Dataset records
§ §

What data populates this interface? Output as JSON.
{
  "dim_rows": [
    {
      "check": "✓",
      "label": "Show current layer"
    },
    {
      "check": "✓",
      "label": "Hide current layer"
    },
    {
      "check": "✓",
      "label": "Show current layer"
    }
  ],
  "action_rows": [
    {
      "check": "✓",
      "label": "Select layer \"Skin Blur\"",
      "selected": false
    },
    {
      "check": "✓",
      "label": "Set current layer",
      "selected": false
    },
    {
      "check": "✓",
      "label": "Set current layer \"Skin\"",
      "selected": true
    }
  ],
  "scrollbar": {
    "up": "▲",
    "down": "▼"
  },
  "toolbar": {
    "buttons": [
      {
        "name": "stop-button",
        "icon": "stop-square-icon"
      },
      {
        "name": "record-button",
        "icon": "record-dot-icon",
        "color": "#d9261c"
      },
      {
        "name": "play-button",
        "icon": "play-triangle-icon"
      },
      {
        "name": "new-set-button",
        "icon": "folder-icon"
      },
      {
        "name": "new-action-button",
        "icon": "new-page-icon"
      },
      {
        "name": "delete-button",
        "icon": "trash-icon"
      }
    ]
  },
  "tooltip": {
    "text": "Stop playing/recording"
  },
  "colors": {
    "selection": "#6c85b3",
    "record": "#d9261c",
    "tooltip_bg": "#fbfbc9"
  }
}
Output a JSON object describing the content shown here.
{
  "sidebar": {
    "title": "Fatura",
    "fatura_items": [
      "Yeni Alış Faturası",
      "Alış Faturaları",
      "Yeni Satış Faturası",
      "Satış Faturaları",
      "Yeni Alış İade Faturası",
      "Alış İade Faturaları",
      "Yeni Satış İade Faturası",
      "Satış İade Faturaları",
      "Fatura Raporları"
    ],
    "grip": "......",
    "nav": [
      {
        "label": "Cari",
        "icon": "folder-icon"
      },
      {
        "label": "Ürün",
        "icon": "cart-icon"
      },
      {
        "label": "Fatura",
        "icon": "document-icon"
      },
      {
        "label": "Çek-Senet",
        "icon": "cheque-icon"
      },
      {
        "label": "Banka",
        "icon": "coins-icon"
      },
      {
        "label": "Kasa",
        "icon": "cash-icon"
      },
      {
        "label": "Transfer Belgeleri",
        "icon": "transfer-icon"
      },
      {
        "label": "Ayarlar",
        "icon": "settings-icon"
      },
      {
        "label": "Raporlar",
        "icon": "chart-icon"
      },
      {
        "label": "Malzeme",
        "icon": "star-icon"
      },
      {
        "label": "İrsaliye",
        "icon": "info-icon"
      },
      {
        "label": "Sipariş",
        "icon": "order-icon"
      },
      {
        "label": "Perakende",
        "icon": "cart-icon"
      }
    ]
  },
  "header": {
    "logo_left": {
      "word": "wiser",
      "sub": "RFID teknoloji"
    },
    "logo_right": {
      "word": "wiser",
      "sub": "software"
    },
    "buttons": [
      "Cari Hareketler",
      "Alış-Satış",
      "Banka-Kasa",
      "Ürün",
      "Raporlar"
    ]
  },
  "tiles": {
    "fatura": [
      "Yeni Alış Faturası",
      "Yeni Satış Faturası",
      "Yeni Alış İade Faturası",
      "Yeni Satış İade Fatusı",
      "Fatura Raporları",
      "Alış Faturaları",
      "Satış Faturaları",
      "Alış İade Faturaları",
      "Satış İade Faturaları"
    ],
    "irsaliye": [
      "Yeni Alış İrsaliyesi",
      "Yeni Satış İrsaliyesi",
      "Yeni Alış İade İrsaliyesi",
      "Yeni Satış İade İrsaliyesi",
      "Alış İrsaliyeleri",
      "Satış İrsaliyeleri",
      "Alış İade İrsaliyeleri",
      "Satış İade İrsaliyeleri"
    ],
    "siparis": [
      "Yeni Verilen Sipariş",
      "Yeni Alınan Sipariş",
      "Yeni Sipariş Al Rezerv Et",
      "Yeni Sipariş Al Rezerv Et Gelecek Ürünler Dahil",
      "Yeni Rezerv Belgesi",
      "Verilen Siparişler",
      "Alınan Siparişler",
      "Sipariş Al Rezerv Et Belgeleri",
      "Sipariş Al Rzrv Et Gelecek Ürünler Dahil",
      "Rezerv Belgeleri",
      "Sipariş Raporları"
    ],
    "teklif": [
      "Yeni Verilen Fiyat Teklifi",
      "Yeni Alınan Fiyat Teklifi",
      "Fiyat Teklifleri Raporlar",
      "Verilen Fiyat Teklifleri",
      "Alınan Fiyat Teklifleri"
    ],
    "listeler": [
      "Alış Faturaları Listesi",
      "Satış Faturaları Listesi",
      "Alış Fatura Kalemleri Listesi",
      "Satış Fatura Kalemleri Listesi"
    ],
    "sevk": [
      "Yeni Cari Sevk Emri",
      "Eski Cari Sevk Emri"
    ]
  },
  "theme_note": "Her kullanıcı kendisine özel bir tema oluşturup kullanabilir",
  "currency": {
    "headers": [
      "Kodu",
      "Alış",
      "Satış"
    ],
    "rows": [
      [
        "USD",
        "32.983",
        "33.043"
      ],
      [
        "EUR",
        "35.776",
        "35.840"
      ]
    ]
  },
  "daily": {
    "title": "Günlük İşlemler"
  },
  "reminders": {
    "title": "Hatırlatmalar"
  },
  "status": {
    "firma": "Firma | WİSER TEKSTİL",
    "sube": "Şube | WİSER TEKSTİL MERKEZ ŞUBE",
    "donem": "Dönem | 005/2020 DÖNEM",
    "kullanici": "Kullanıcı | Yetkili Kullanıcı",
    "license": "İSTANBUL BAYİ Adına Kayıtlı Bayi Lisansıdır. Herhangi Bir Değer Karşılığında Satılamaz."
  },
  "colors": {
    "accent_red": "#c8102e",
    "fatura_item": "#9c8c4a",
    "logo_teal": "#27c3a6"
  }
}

§ §

Locate each line containing the string "Emri" and show it.

### Task solution
      "Yeni Cari Sevk Emri",
      "Eski Cari Sevk Emri"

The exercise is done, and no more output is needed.